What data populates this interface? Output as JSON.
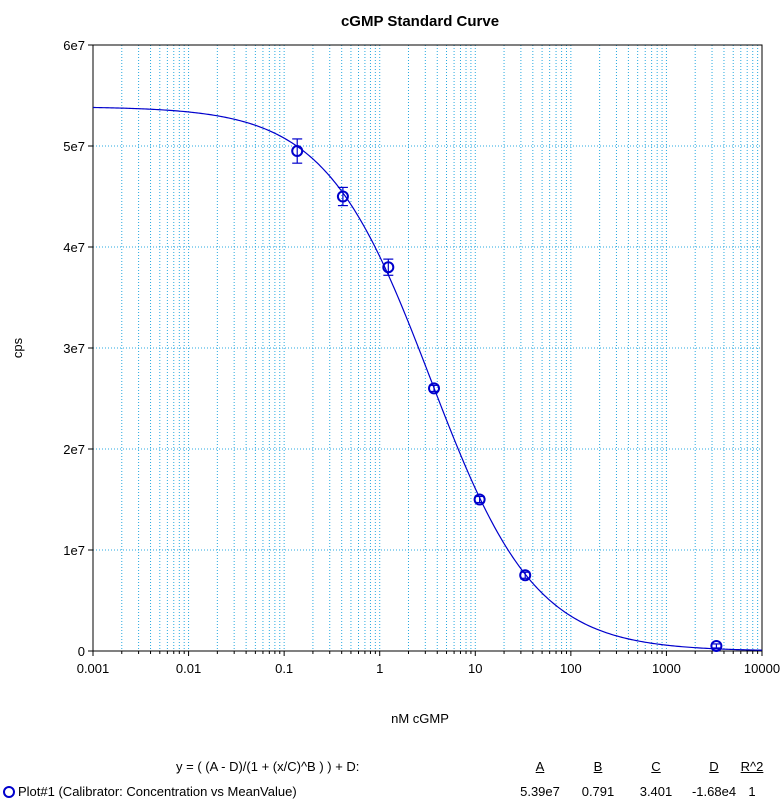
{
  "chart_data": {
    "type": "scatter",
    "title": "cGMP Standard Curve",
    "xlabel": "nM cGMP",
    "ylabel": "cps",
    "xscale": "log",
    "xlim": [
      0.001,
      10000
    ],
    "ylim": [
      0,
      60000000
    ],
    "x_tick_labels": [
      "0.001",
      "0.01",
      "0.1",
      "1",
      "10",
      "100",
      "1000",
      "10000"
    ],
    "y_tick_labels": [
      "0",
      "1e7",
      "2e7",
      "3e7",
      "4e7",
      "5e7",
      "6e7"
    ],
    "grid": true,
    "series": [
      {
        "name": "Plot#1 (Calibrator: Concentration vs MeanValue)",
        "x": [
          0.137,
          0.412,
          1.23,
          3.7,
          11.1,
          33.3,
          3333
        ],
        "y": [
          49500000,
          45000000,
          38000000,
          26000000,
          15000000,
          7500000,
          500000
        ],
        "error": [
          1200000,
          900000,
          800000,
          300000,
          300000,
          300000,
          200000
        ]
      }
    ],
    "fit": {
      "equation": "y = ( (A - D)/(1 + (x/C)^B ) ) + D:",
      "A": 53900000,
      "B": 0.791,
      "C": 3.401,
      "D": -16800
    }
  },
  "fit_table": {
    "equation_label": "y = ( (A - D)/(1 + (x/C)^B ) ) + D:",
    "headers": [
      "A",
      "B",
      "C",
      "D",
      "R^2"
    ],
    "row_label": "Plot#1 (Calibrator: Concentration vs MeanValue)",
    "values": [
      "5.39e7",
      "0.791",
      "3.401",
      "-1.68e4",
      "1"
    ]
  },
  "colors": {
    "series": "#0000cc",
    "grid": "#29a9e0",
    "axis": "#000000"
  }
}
* * * *
Task brief:
Copy each line of the listing that includes "Concentration".

Complete output:
        "name": "Plot#1 (Calibrator: Concentration vs MeanValue)",
    "row_label": "Plot#1 (Calibrator: Concentration vs MeanValue)",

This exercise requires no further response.